[Stored data entries]

+---+

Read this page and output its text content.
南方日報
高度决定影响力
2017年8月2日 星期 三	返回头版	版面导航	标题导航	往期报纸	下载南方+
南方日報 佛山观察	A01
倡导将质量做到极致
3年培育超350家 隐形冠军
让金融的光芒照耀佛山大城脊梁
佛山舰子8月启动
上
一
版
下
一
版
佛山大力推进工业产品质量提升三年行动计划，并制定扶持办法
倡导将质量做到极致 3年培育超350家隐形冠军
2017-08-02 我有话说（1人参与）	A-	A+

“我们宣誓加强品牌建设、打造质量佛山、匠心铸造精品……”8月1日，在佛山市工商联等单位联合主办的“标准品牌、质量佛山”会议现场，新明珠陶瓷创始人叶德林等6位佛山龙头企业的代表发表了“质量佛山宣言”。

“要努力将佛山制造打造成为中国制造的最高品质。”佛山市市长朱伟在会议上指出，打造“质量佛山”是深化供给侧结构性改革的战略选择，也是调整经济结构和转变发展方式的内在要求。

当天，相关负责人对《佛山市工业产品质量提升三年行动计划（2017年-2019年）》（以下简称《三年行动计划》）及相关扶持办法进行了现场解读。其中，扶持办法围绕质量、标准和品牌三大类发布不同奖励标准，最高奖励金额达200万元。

+---+

## Do this
Write out every line exactly as it stands.

## Task answer
Read this page and output its text content.
南方日報
高度决定影响力
2017年8月2日 星期 三	返回头版	版面导航	标题导航	往期报纸	下载南方+
南方日報 佛山观察	A01
倡导将质量做到极致
3年培育超350家 隐形冠军
让金融的光芒照耀佛山大城脊梁
佛山舰子8月启动
上
一
版
下
一
版
佛山大力推进工业产品质量提升三年行动计划，并制定扶持办法
倡导将质量做到极致 3年培育超350家隐形冠军
2017-08-02 我有话说（1人参与）	A-	A+

“我们宣誓加强品牌建设、打造质量佛山、匠心铸造精品……”8月1日，在佛山市工商联等单位联合主办的“标准品牌、质量佛山”会议现场，新明珠陶瓷创始人叶德林等6位佛山龙头企业的代表发表了“质量佛山宣言”。

“要努力将佛山制造打造成为中国制造的最高品质。”佛山市市长朱伟在会议上指出，打造“质量佛山”是深化供给侧结构性改革的战略选择，也是调整经济结构和转变发展方式的内在要求。

当天，相关负责人对《佛山市工业产品质量提升三年行动计划（2017年-2019年）》（以下简称《三年行动计划》）及相关扶持办法进行了现场解读。其中，扶持办法围绕质量、标准和品牌三大类发布不同奖励标准，最高奖励金额达200万元。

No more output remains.